- **WHAT THE TASK REQUIRES**
Only the number is needed: how many lines contain the word "Plugin"?

..............................

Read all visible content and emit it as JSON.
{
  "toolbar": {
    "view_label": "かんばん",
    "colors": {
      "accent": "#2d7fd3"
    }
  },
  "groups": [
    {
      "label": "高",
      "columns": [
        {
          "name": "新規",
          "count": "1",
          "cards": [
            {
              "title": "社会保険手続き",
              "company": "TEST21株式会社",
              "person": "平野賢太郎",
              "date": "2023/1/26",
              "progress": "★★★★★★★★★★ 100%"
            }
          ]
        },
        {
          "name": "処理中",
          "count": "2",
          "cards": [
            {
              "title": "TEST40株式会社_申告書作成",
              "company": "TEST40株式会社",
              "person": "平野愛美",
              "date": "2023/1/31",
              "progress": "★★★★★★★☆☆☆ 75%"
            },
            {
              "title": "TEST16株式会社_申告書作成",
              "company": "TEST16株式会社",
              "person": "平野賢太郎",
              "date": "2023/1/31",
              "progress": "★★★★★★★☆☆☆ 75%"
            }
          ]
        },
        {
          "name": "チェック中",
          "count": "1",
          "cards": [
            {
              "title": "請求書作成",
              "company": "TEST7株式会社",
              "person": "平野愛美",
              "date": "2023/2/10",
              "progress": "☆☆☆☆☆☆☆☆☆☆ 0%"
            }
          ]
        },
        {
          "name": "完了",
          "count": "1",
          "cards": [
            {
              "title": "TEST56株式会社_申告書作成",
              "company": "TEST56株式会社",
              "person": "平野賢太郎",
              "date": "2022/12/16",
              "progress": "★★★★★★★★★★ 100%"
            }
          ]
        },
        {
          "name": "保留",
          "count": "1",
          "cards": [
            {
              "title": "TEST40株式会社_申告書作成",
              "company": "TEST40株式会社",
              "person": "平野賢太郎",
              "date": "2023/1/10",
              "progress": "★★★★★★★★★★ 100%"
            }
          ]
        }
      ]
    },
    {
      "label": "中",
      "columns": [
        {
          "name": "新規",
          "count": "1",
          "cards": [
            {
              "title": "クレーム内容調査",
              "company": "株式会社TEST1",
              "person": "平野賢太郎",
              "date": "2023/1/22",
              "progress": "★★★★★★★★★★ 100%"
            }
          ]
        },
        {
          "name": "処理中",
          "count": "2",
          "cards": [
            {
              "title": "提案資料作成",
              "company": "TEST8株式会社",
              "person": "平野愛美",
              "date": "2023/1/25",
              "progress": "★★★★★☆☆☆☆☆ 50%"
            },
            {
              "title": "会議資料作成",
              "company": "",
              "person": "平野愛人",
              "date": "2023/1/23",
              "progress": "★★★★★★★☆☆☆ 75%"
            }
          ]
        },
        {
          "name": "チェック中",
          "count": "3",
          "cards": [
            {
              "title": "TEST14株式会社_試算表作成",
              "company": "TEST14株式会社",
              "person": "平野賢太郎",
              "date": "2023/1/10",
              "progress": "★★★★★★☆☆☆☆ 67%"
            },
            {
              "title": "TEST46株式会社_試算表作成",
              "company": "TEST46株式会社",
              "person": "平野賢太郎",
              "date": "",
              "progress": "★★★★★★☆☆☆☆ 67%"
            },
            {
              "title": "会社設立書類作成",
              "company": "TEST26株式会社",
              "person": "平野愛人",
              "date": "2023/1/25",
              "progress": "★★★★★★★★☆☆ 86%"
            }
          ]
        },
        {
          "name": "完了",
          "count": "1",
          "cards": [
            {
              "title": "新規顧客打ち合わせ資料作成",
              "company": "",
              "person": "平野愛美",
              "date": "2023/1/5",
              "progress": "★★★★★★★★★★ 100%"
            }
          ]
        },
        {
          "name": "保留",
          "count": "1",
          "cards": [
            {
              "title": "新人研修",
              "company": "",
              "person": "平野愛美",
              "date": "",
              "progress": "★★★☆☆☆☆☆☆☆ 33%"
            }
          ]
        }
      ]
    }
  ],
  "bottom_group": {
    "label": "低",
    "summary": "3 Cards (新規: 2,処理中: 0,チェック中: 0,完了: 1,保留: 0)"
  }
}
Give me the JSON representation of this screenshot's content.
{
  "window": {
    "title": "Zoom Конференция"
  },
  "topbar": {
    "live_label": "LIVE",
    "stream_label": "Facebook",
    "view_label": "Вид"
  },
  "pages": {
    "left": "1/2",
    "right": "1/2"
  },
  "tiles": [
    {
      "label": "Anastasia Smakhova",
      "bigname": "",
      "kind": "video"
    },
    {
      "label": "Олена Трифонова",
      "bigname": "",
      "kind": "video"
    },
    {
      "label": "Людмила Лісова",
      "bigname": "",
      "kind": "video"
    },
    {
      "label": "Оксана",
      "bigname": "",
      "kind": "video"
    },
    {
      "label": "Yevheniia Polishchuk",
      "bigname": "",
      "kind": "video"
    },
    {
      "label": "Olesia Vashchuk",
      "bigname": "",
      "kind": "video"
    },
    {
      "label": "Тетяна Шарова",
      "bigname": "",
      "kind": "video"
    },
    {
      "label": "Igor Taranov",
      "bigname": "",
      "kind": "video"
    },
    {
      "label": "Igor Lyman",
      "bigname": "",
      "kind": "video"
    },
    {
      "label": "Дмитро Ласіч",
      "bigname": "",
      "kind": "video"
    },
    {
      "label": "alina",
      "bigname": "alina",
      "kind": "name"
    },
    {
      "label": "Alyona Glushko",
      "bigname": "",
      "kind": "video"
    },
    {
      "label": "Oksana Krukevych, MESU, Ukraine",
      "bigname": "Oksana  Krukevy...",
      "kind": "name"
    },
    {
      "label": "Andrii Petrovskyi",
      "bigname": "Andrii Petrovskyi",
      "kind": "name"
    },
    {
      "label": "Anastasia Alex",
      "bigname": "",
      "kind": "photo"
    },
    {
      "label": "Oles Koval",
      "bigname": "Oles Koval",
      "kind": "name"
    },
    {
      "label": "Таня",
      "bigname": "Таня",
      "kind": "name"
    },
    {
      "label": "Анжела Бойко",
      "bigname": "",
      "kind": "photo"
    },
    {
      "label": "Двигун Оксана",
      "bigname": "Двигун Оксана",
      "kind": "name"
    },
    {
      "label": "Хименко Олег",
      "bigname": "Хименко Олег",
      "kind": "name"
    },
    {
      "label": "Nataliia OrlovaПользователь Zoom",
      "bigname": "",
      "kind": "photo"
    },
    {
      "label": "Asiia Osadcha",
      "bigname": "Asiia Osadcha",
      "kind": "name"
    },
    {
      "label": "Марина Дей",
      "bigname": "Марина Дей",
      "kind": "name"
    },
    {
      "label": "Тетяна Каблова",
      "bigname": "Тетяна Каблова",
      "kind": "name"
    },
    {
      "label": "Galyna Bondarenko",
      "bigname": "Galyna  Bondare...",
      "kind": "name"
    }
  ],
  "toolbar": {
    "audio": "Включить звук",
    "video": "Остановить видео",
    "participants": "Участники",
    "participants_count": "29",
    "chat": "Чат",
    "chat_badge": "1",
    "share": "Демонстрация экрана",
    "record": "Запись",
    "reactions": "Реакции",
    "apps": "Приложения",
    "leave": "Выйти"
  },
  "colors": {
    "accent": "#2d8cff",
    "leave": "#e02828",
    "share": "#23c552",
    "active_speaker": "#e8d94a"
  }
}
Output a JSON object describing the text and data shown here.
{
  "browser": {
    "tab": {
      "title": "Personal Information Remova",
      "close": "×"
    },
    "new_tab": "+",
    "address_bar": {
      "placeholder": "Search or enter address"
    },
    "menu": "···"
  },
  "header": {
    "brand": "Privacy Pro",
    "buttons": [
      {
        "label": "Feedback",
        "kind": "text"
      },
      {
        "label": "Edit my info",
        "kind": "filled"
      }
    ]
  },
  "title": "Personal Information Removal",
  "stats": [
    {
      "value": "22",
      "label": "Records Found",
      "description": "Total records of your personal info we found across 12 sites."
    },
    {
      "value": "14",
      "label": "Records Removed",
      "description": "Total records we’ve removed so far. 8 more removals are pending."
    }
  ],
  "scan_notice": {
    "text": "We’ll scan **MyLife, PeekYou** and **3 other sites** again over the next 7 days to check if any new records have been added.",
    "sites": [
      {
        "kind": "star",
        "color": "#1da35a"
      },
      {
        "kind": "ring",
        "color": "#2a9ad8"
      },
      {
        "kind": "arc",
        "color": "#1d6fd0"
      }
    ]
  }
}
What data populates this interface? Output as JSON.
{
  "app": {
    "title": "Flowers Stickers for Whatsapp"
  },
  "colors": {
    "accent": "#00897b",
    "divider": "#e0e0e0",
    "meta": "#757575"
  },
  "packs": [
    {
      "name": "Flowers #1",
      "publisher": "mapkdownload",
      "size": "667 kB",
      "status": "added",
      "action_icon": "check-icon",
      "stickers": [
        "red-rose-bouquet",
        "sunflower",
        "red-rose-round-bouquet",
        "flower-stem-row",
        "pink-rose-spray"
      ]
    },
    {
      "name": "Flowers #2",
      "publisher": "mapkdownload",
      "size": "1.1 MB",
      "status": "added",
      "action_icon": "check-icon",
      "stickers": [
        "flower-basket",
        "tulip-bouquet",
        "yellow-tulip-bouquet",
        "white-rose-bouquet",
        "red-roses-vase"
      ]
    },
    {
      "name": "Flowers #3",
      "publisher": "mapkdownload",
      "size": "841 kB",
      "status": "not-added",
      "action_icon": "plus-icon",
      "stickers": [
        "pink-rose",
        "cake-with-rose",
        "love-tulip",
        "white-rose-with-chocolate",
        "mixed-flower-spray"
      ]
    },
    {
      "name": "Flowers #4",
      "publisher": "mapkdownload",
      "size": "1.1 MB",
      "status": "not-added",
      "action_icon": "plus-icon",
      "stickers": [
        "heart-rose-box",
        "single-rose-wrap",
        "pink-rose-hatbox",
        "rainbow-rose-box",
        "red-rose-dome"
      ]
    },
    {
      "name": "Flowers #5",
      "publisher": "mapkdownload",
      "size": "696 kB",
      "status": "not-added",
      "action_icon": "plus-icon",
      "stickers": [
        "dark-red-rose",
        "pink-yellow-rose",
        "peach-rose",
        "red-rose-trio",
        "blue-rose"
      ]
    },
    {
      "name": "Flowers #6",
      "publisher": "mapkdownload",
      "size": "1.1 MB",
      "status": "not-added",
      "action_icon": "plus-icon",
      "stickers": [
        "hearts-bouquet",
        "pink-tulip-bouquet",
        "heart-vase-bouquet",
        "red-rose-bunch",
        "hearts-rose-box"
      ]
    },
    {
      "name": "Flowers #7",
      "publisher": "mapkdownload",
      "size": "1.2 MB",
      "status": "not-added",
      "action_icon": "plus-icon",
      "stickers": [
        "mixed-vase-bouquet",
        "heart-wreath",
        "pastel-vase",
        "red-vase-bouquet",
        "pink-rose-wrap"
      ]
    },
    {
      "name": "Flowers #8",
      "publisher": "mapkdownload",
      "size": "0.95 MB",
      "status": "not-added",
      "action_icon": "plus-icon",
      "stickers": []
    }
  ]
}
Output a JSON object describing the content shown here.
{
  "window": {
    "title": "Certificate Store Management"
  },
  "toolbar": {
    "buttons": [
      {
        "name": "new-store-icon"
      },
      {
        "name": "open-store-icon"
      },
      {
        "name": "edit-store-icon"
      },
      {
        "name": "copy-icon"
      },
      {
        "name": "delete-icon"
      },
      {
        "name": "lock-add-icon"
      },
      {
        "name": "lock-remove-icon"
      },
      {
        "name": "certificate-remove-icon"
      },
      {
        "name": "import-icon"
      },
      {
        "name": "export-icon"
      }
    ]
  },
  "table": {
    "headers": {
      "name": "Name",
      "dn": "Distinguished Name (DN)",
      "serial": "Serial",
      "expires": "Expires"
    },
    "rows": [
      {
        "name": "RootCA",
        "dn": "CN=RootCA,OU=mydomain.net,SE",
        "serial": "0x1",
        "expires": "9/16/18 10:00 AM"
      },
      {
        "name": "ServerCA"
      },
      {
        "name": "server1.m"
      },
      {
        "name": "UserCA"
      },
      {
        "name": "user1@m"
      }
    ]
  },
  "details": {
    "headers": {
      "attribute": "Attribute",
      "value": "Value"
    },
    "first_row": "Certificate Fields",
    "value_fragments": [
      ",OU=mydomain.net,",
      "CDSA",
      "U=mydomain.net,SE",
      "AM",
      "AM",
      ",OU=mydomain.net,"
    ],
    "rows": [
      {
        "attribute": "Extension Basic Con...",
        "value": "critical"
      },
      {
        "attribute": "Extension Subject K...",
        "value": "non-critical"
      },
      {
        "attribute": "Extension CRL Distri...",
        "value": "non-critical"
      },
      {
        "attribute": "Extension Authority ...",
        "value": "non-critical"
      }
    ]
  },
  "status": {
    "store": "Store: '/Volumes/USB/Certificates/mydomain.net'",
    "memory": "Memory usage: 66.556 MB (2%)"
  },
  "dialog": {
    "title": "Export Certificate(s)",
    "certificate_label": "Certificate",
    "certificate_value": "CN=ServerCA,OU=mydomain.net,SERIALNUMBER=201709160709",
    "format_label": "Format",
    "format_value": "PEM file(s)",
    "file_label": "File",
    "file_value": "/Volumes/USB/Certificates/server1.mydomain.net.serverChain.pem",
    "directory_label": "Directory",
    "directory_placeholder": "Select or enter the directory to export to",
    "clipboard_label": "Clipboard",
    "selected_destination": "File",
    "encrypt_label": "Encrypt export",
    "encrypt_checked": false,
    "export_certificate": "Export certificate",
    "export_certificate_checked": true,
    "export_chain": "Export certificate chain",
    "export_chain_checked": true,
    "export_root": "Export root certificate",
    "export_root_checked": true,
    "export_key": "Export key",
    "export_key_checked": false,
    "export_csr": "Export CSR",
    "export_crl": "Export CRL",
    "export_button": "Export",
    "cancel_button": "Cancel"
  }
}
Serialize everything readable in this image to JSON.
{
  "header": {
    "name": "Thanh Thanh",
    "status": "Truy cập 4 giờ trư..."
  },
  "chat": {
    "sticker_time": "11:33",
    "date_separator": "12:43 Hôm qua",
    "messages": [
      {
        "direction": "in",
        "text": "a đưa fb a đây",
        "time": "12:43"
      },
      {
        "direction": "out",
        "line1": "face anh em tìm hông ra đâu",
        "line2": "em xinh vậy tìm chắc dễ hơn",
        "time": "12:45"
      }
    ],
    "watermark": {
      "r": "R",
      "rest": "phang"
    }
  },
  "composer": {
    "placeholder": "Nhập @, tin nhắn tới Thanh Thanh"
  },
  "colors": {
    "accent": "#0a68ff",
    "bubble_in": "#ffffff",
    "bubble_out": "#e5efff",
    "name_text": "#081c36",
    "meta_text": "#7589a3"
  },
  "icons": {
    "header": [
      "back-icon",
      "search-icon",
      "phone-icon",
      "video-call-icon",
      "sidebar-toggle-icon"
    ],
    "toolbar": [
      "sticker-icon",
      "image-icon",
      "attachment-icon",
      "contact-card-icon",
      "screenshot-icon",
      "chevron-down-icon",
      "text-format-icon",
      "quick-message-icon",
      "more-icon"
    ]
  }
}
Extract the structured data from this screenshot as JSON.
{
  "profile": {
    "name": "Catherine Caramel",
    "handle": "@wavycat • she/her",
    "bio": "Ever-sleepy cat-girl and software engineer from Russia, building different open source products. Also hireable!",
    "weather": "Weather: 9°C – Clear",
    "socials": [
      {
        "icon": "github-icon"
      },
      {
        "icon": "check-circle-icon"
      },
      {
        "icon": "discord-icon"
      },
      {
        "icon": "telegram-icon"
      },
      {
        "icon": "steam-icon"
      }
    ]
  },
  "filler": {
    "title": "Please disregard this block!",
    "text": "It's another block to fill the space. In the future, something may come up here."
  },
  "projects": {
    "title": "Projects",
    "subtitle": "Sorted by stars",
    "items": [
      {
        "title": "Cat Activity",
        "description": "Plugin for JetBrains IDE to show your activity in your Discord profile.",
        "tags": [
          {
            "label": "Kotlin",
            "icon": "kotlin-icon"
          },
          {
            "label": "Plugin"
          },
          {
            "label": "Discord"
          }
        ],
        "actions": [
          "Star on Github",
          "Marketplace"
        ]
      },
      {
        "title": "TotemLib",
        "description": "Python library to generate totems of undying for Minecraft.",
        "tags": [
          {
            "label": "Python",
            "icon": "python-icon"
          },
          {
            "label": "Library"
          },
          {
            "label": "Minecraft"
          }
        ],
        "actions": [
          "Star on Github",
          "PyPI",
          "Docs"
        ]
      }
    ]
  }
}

..............................

- **RESPONSE TO THE TASK**
2